(SELECTED PASSAGE)

=== Section Start ===

O'Born Contemporary

Exhibition

Suburbanxxx

Patty Carroll and The Art Industry Collection

June 18 – August 7, 2010

statement

According to Patty Carroll, the lawn is an arena that must be tamed and subdued. It holds an anonymity of presence that fulfils a fantasy of perfection, but Carroll also refers to the manicured lawns and bushes of middle America as a sinister screen of concealment. In her photographs these Chicago-area lawns and homes have been made more poetic by removing any hint of colour, their grey scale made into carbon and high contrast mysteries, the shadows become even deeper and more mysterious, the houses more geometric and sharp-edged. An intense curiosity arises, the viewer imagining the darker corners inside these tombs, the unknowable lurking behind their dark shadowy ghostliness. These are the suburbs of North America, the neighbourhoods that give rise to Paul Bernardo and Karla Homolka, John Wayne Gacey, Richard Speck and other silent neighbours with unspeakable urges.

=== Section End ===

(WHAT IS BEING ASKED)
Answer these questions about the exhibition statement:
1. On what dates does the exhibition run?
2. In what area are the lawns and homes in Carroll's photographs?
3. According to Carroll, what is the lawn?

(RAW DATA)

=== Section Start ===

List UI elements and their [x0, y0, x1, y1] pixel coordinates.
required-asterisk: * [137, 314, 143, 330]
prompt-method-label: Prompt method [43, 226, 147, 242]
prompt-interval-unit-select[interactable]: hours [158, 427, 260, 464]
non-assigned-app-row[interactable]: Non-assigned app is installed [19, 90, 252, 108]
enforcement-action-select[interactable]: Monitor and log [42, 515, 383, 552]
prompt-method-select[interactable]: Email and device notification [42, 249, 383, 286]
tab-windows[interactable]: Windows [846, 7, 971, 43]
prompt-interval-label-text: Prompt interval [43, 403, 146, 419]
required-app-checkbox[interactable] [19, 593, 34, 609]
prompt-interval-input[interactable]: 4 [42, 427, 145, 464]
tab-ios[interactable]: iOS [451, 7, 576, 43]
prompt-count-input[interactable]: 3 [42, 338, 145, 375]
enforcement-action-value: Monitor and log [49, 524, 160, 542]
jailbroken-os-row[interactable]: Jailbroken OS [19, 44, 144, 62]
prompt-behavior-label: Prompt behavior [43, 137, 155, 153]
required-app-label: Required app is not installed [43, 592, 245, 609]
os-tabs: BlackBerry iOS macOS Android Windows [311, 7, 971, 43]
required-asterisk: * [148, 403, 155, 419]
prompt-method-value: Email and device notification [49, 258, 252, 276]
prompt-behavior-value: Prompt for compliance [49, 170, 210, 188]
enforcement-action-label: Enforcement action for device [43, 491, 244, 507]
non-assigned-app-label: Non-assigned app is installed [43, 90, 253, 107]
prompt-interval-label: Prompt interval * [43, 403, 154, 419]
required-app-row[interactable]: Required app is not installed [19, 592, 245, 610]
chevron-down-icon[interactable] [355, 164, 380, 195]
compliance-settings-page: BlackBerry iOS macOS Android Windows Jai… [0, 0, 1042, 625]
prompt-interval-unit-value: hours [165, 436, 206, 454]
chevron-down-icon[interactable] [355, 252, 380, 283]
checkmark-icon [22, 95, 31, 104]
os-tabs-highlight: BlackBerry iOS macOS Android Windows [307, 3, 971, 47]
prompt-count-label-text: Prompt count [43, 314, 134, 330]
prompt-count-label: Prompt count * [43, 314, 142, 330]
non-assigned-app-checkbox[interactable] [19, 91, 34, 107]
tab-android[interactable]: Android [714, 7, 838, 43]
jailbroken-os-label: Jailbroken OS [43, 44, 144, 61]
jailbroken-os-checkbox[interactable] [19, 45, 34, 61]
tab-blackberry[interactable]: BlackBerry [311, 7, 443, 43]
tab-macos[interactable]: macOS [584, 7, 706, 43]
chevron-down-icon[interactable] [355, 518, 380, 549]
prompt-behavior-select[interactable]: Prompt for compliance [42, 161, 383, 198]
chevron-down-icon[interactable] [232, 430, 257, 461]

=== Section End ===

(RESULT)
1. June 18 – August 7, 2010
2. The Chicago area
3. An arena that must be tamed and subdued